======== Exercise data
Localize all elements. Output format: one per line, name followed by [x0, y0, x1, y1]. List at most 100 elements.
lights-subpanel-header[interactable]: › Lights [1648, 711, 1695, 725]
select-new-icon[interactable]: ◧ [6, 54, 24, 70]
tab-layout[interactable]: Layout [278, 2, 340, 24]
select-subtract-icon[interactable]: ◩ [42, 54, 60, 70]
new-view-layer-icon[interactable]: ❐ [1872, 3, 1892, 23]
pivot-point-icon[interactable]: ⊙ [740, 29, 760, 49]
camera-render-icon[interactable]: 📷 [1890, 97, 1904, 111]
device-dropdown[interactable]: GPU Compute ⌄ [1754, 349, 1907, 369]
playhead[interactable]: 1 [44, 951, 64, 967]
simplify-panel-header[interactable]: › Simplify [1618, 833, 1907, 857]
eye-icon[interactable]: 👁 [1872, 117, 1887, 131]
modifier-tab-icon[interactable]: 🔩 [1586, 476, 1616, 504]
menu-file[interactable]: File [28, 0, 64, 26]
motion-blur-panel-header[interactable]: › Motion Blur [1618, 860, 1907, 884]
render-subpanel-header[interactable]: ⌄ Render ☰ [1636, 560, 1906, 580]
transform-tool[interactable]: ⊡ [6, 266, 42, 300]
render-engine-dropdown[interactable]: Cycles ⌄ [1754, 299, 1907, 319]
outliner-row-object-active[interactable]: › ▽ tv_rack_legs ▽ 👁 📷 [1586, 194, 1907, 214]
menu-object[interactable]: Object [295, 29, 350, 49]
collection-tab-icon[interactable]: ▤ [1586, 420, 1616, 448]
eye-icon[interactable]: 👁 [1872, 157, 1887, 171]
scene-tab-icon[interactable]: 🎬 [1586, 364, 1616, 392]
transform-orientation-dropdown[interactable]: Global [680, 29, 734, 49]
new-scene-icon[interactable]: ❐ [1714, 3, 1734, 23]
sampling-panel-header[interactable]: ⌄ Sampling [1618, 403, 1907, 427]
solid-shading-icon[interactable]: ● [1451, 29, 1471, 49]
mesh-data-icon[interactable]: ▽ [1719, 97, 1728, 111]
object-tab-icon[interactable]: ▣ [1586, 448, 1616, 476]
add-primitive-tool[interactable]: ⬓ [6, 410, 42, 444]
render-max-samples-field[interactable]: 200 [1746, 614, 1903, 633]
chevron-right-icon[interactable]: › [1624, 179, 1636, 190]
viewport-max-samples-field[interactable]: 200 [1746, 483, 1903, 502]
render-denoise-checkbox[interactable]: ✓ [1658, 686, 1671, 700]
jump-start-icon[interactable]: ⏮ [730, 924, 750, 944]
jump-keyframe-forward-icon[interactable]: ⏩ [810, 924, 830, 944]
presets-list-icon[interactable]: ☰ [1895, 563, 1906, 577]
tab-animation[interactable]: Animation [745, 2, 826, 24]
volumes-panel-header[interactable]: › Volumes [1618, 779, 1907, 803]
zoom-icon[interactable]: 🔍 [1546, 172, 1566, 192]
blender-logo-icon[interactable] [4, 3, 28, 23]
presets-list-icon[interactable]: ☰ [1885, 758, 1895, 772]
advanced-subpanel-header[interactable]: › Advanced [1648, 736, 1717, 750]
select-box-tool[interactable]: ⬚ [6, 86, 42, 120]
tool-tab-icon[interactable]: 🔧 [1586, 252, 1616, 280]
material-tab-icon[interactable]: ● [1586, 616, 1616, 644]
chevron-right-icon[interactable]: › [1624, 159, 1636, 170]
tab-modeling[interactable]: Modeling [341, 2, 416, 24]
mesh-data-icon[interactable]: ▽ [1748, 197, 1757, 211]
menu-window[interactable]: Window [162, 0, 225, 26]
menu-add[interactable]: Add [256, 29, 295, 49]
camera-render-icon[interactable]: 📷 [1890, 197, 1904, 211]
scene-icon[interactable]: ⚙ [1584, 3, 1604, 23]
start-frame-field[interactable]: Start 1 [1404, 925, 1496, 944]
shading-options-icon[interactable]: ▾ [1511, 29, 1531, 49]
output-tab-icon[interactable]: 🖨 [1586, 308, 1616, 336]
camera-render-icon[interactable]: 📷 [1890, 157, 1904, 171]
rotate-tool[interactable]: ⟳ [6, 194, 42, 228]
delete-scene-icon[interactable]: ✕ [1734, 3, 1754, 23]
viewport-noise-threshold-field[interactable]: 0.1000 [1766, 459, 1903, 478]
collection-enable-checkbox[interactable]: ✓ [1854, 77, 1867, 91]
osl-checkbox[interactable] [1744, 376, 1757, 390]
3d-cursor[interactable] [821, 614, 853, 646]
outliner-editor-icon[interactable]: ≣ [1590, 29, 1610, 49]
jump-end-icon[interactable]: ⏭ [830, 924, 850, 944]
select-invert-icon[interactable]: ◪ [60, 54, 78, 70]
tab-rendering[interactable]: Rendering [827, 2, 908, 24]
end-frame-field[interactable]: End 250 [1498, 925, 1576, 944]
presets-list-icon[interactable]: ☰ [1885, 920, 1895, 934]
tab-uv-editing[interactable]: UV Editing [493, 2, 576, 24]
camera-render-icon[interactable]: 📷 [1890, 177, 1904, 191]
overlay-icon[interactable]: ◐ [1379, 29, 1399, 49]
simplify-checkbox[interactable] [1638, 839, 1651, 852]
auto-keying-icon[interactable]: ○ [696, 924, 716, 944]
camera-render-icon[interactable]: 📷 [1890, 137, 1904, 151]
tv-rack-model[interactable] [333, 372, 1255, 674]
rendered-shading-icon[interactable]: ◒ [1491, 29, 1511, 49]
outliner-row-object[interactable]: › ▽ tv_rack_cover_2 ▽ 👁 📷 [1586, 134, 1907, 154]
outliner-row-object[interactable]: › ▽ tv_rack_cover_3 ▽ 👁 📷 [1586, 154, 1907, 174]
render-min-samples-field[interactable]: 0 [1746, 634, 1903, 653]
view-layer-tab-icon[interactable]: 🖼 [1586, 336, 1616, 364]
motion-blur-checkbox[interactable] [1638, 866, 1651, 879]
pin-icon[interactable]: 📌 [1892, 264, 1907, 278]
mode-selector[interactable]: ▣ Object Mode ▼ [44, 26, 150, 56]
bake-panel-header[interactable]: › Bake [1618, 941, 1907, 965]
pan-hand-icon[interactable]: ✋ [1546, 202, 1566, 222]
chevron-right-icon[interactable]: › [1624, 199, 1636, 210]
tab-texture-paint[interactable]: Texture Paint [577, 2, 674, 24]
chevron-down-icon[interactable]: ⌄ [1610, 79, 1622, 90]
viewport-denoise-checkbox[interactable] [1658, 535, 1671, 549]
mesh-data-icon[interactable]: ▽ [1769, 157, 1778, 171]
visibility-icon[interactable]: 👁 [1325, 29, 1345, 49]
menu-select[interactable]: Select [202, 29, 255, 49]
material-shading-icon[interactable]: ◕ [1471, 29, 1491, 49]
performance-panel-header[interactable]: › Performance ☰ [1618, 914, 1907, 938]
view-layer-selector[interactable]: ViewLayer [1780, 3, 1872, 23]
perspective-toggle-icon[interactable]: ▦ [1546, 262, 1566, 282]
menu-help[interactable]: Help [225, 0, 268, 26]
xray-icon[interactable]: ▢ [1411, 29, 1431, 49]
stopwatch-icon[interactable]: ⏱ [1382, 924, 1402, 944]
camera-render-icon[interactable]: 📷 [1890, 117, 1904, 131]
================
▸ The task: Extract every line of the records and reproduce each one without any change.

▸ Answer to the problem:
Localize all elements. Output format: one per line, name followed by [x0, y0, x1, y1]. List at most 100 elements.
lights-subpanel-header[interactable]: › Lights [1648, 711, 1695, 725]
select-new-icon[interactable]: ◧ [6, 54, 24, 70]
tab-layout[interactable]: Layout [278, 2, 340, 24]
select-subtract-icon[interactable]: ◩ [42, 54, 60, 70]
new-view-layer-icon[interactable]: ❐ [1872, 3, 1892, 23]
pivot-point-icon[interactable]: ⊙ [740, 29, 760, 49]
camera-render-icon[interactable]: 📷 [1890, 97, 1904, 111]
device-dropdown[interactable]: GPU Compute ⌄ [1754, 349, 1907, 369]
playhead[interactable]: 1 [44, 951, 64, 967]
simplify-panel-header[interactable]: › Simplify [1618, 833, 1907, 857]
eye-icon[interactable]: 👁 [1872, 117, 1887, 131]
modifier-tab-icon[interactable]: 🔩 [1586, 476, 1616, 504]
menu-file[interactable]: File [28, 0, 64, 26]
motion-blur-panel-header[interactable]: › Motion Blur [1618, 860, 1907, 884]
render-subpanel-header[interactable]: ⌄ Render ☰ [1636, 560, 1906, 580]
transform-tool[interactable]: ⊡ [6, 266, 42, 300]
render-engine-dropdown[interactable]: Cycles ⌄ [1754, 299, 1907, 319]
outliner-row-object-active[interactable]: › ▽ tv_rack_legs ▽ 👁 📷 [1586, 194, 1907, 214]
menu-object[interactable]: Object [295, 29, 350, 49]
collection-tab-icon[interactable]: ▤ [1586, 420, 1616, 448]
eye-icon[interactable]: 👁 [1872, 157, 1887, 171]
scene-tab-icon[interactable]: 🎬 [1586, 364, 1616, 392]
transform-orientation-dropdown[interactable]: Global [680, 29, 734, 49]
new-scene-icon[interactable]: ❐ [1714, 3, 1734, 23]
sampling-panel-header[interactable]: ⌄ Sampling [1618, 403, 1907, 427]
solid-shading-icon[interactable]: ● [1451, 29, 1471, 49]
mesh-data-icon[interactable]: ▽ [1719, 97, 1728, 111]
object-tab-icon[interactable]: ▣ [1586, 448, 1616, 476]
add-primitive-tool[interactable]: ⬓ [6, 410, 42, 444]
render-max-samples-field[interactable]: 200 [1746, 614, 1903, 633]
chevron-right-icon[interactable]: › [1624, 179, 1636, 190]
viewport-max-samples-field[interactable]: 200 [1746, 483, 1903, 502]
render-denoise-checkbox[interactable]: ✓ [1658, 686, 1671, 700]
jump-start-icon[interactable]: ⏮ [730, 924, 750, 944]
jump-keyframe-forward-icon[interactable]: ⏩ [810, 924, 830, 944]
presets-list-icon[interactable]: ☰ [1895, 563, 1906, 577]
tab-animation[interactable]: Animation [745, 2, 826, 24]
volumes-panel-header[interactable]: › Volumes [1618, 779, 1907, 803]
zoom-icon[interactable]: 🔍 [1546, 172, 1566, 192]
blender-logo-icon[interactable] [4, 3, 28, 23]
presets-list-icon[interactable]: ☰ [1885, 758, 1895, 772]
advanced-subpanel-header[interactable]: › Advanced [1648, 736, 1717, 750]
select-box-tool[interactable]: ⬚ [6, 86, 42, 120]
tool-tab-icon[interactable]: 🔧 [1586, 252, 1616, 280]
material-tab-icon[interactable]: ● [1586, 616, 1616, 644]
chevron-right-icon[interactable]: › [1624, 159, 1636, 170]
tab-modeling[interactable]: Modeling [341, 2, 416, 24]
mesh-data-icon[interactable]: ▽ [1748, 197, 1757, 211]
menu-window[interactable]: Window [162, 0, 225, 26]
menu-add[interactable]: Add [256, 29, 295, 49]
camera-render-icon[interactable]: 📷 [1890, 197, 1904, 211]
scene-icon[interactable]: ⚙ [1584, 3, 1604, 23]
start-frame-field[interactable]: Start 1 [1404, 925, 1496, 944]
shading-options-icon[interactable]: ▾ [1511, 29, 1531, 49]
output-tab-icon[interactable]: 🖨 [1586, 308, 1616, 336]
camera-render-icon[interactable]: 📷 [1890, 157, 1904, 171]
rotate-tool[interactable]: ⟳ [6, 194, 42, 228]
delete-scene-icon[interactable]: ✕ [1734, 3, 1754, 23]
viewport-noise-threshold-field[interactable]: 0.1000 [1766, 459, 1903, 478]
collection-enable-checkbox[interactable]: ✓ [1854, 77, 1867, 91]
osl-checkbox[interactable] [1744, 376, 1757, 390]
3d-cursor[interactable] [821, 614, 853, 646]
outliner-editor-icon[interactable]: ≣ [1590, 29, 1610, 49]
jump-end-icon[interactable]: ⏭ [830, 924, 850, 944]
select-invert-icon[interactable]: ◪ [60, 54, 78, 70]
tab-rendering[interactable]: Rendering [827, 2, 908, 24]
end-frame-field[interactable]: End 250 [1498, 925, 1576, 944]
presets-list-icon[interactable]: ☰ [1885, 920, 1895, 934]
tab-uv-editing[interactable]: UV Editing [493, 2, 576, 24]
camera-render-icon[interactable]: 📷 [1890, 177, 1904, 191]
overlay-icon[interactable]: ◐ [1379, 29, 1399, 49]
simplify-checkbox[interactable] [1638, 839, 1651, 852]
auto-keying-icon[interactable]: ○ [696, 924, 716, 944]
camera-render-icon[interactable]: 📷 [1890, 137, 1904, 151]
tv-rack-model[interactable] [333, 372, 1255, 674]
rendered-shading-icon[interactable]: ◒ [1491, 29, 1511, 49]
outliner-row-object[interactable]: › ▽ tv_rack_cover_2 ▽ 👁 📷 [1586, 134, 1907, 154]
outliner-row-object[interactable]: › ▽ tv_rack_cover_3 ▽ 👁 📷 [1586, 154, 1907, 174]
render-min-samples-field[interactable]: 0 [1746, 634, 1903, 653]
view-layer-tab-icon[interactable]: 🖼 [1586, 336, 1616, 364]
motion-blur-checkbox[interactable] [1638, 866, 1651, 879]
pin-icon[interactable]: 📌 [1892, 264, 1907, 278]
mode-selector[interactable]: ▣ Object Mode ▼ [44, 26, 150, 56]
bake-panel-header[interactable]: › Bake [1618, 941, 1907, 965]
pan-hand-icon[interactable]: ✋ [1546, 202, 1566, 222]
chevron-right-icon[interactable]: › [1624, 199, 1636, 210]
tab-texture-paint[interactable]: Texture Paint [577, 2, 674, 24]
chevron-down-icon[interactable]: ⌄ [1610, 79, 1622, 90]
viewport-denoise-checkbox[interactable] [1658, 535, 1671, 549]
mesh-data-icon[interactable]: ▽ [1769, 157, 1778, 171]
visibility-icon[interactable]: 👁 [1325, 29, 1345, 49]
menu-select[interactable]: Select [202, 29, 255, 49]
material-shading-icon[interactable]: ◕ [1471, 29, 1491, 49]
performance-panel-header[interactable]: › Performance ☰ [1618, 914, 1907, 938]
view-layer-selector[interactable]: ViewLayer [1780, 3, 1872, 23]
perspective-toggle-icon[interactable]: ▦ [1546, 262, 1566, 282]
menu-help[interactable]: Help [225, 0, 268, 26]
xray-icon[interactable]: ▢ [1411, 29, 1431, 49]
stopwatch-icon[interactable]: ⏱ [1382, 924, 1402, 944]
camera-render-icon[interactable]: 📷 [1890, 117, 1904, 131]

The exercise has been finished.